Problem description =
All of the material should be reproduced exactly, with pictures left out.

Begin Input records

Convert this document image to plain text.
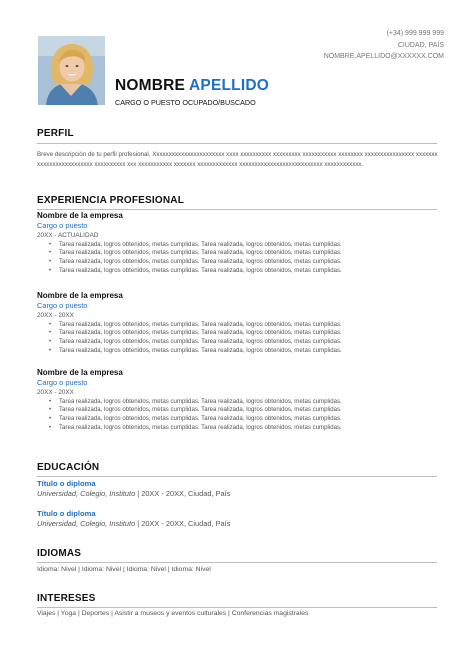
(+34) 999 999 999
CIUDAD, PAÍS
NOMBRE.APELLIDO@XXXXXX.COM
NOMBRE APELLIDO
CARGO O PUESTO OCUPADO/BUSCADO
PERFIL
Breve descripción de tu perfil profesional. Xxxxxxxxxxxxxxxxxxxxxxx xxxx xxxxxxxxxx xxxxxxxxx xxxxxxxxxxx xxxxxxxx xxxxxxxxxxxxxxxx xxxxxxxxxxxxxxxxxxxxxxxxx xxxxxxxxxx xxx xxxxxxxxxxx xxxxxxx xxxxxxxxxxxxx xxxxxxxxxxxxxxxxxxxxxxxxxxx xxxxxxxxxxxx.
EXPERIENCIA PROFESIONAL
Nombre de la empresa
Cargo o puesto
20XX - ACTUALIDAD
• Tarea realizada, logros obtenidos, metas cumplidas. Tarea realizada, logros obtenidos, metas cumplidas.
• Tarea realizada, logros obtenidos, metas cumplidas. Tarea realizada, logros obtenidos, metas cumplidas.
• Tarea realizada, logros obtenidos, metas cumplidas. Tarea realizada, logros obtenidos, metas cumplidas.
• Tarea realizada, logros obtenidos, metas cumplidas. Tarea realizada, logros obtenidos, metas cumplidas.
Nombre de la empresa
Cargo o puesto
20XX - 20XX
• Tarea realizada, logros obtenidos, metas cumplidas. Tarea realizada, logros obtenidos, metas cumplidas.
• Tarea realizada, logros obtenidos, metas cumplidas. Tarea realizada, logros obtenidos, metas cumplidas.
• Tarea realizada, logros obtenidos, metas cumplidas. Tarea realizada, logros obtenidos, metas cumplidas.
• Tarea realizada, logros obtenidos, metas cumplidas. Tarea realizada, logros obtenidos, metas cumplidas.
Nombre de la empresa
Cargo o puesto
20XX - 20XX
• Tarea realizada, logros obtenidos, metas cumplidas. Tarea realizada, logros obtenidos, metas cumplidas.
• Tarea realizada, logros obtenidos, metas cumplidas. Tarea realizada, logros obtenidos, metas cumplidas.
• Tarea realizada, logros obtenidos, metas cumplidas. Tarea realizada, logros obtenidos, metas cumplidas.
• Tarea realizada, logros obtenidos, metas cumplidas. Tarea realizada, logros obtenidos, metas cumplidas.
EDUCACIÓN
Título o diploma
Universidad, Colegio, Instituto | 20XX - 20XX, Ciudad, País
Título o diploma
Universidad, Colegio, Instituto | 20XX - 20XX, Ciudad, País
IDIOMAS
Idioma: Nivel | Idioma: Nivel | Idioma: Nivel | Idioma: Nivel
INTERESES
Viajes | Yoga | Deportes | Asistir a museos y eventos culturales | Conferencias magistrales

End Input records

Task solution =
Convert this document image to plain text.
(+34) 999 999 999
CIUDAD, PAÍS
NOMBRE.APELLIDO@XXXXXX.COM
NOMBRE APELLIDO
CARGO O PUESTO OCUPADO/BUSCADO
PERFIL
Breve descripción de tu perfil profesional. Xxxxxxxxxxxxxxxxxxxxxxx xxxx xxxxxxxxxx xxxxxxxxx xxxxxxxxxxx xxxxxxxx xxxxxxxxxxxxxxxx xxxxxxxxxxxxxxxxxxxxxxxxx xxxxxxxxxx xxx xxxxxxxxxxx xxxxxxx xxxxxxxxxxxxx xxxxxxxxxxxxxxxxxxxxxxxxxxx xxxxxxxxxxxx.
EXPERIENCIA PROFESIONAL
Nombre de la empresa
Cargo o puesto
20XX - ACTUALIDAD
• Tarea realizada, logros obtenidos, metas cumplidas. Tarea realizada, logros obtenidos, metas cumplidas.
• Tarea realizada, logros obtenidos, metas cumplidas. Tarea realizada, logros obtenidos, metas cumplidas.
• Tarea realizada, logros obtenidos, metas cumplidas. Tarea realizada, logros obtenidos, metas cumplidas.
• Tarea realizada, logros obtenidos, metas cumplidas. Tarea realizada, logros obtenidos, metas cumplidas.
Nombre de la empresa
Cargo o puesto
20XX - 20XX
• Tarea realizada, logros obtenidos, metas cumplidas. Tarea realizada, logros obtenidos, metas cumplidas.
• Tarea realizada, logros obtenidos, metas cumplidas. Tarea realizada, logros obtenidos, metas cumplidas.
• Tarea realizada, logros obtenidos, metas cumplidas. Tarea realizada, logros obtenidos, metas cumplidas.
• Tarea realizada, logros obtenidos, metas cumplidas. Tarea realizada, logros obtenidos, metas cumplidas.
Nombre de la empresa
Cargo o puesto
20XX - 20XX
• Tarea realizada, logros obtenidos, metas cumplidas. Tarea realizada, logros obtenidos, metas cumplidas.
• Tarea realizada, logros obtenidos, metas cumplidas. Tarea realizada, logros obtenidos, metas cumplidas.
• Tarea realizada, logros obtenidos, metas cumplidas. Tarea realizada, logros obtenidos, metas cumplidas.
• Tarea realizada, logros obtenidos, metas cumplidas. Tarea realizada, logros obtenidos, metas cumplidas.
EDUCACIÓN
Título o diploma
Universidad, Colegio, Instituto | 20XX - 20XX, Ciudad, País
Título o diploma
Universidad, Colegio, Instituto | 20XX - 20XX, Ciudad, País
IDIOMAS
Idioma: Nivel | Idioma: Nivel | Idioma: Nivel | Idioma: Nivel
INTERESES
Viajes | Yoga | Deportes | Asistir a museos y eventos culturales | Conferencias magistrales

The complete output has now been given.